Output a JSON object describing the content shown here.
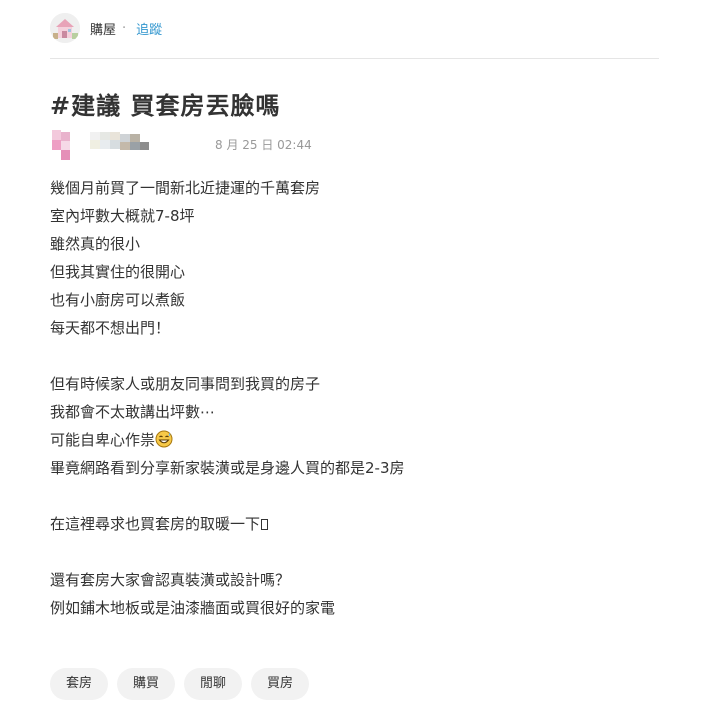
{
  "header": {
    "board_name": "購屋",
    "separator": "·",
    "follow_label": "追蹤"
  },
  "post": {
    "title": "#建議 買套房丟臉嗎",
    "date": "8 月 25 日 02:44",
    "lines": {
      "l1": "幾個月前買了一間新北近捷運的千萬套房",
      "l2": "室內坪數大概就7-8坪",
      "l3": "雖然真的很小",
      "l4": "但我其實住的很開心",
      "l5": "也有小廚房可以煮飯",
      "l6": "每天都不想出門！",
      "l7": "但有時候家人或朋友同事問到我買的房子",
      "l8": "我都會不太敢講出坪數⋯",
      "l9": "可能自卑心作祟",
      "l10": "畢竟網路看到分享新家裝潢或是身邊人買的都是2-3房",
      "l11": "在這裡尋求也買套房的取暖一下",
      "l12": "還有套房大家會認真裝潢或設計嗎？",
      "l13": "例如鋪木地板或是油漆牆面或買很好的家電"
    }
  },
  "tags": {
    "t1": "套房",
    "t2": "購買",
    "t3": "閒聊",
    "t4": "買房"
  },
  "icons": {
    "board_icon": "house-board-icon",
    "emoji": "grinning-sweat-emoji-icon",
    "missing_glyph": "missing-glyph-icon",
    "author": "pixelated-author-icon"
  },
  "colors": {
    "link": "#3397cf",
    "date": "#999999",
    "tag_bg": "#f2f2f2"
  }
}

WRITTEN EXERCISE - Repeat each record exactly, with the pictures left out.

THE OUTPUT -
Output a JSON object describing the content shown here.
{
  "header": {
    "board_name": "購屋",
    "separator": "·",
    "follow_label": "追蹤"
  },
  "post": {
    "title": "#建議 買套房丟臉嗎",
    "date": "8 月 25 日 02:44",
    "lines": {
      "l1": "幾個月前買了一間新北近捷運的千萬套房",
      "l2": "室內坪數大概就7-8坪",
      "l3": "雖然真的很小",
      "l4": "但我其實住的很開心",
      "l5": "也有小廚房可以煮飯",
      "l6": "每天都不想出門！",
      "l7": "但有時候家人或朋友同事問到我買的房子",
      "l8": "我都會不太敢講出坪數⋯",
      "l9": "可能自卑心作祟",
      "l10": "畢竟網路看到分享新家裝潢或是身邊人買的都是2-3房",
      "l11": "在這裡尋求也買套房的取暖一下",
      "l12": "還有套房大家會認真裝潢或設計嗎？",
      "l13": "例如鋪木地板或是油漆牆面或買很好的家電"
    }
  },
  "tags": {
    "t1": "套房",
    "t2": "購買",
    "t3": "閒聊",
    "t4": "買房"
  },
  "icons": {
    "board_icon": "house-board-icon",
    "emoji": "grinning-sweat-emoji-icon",
    "missing_glyph": "missing-glyph-icon",
    "author": "pixelated-author-icon"
  },
  "colors": {
    "link": "#3397cf",
    "date": "#999999",
    "tag_bg": "#f2f2f2"
  }
}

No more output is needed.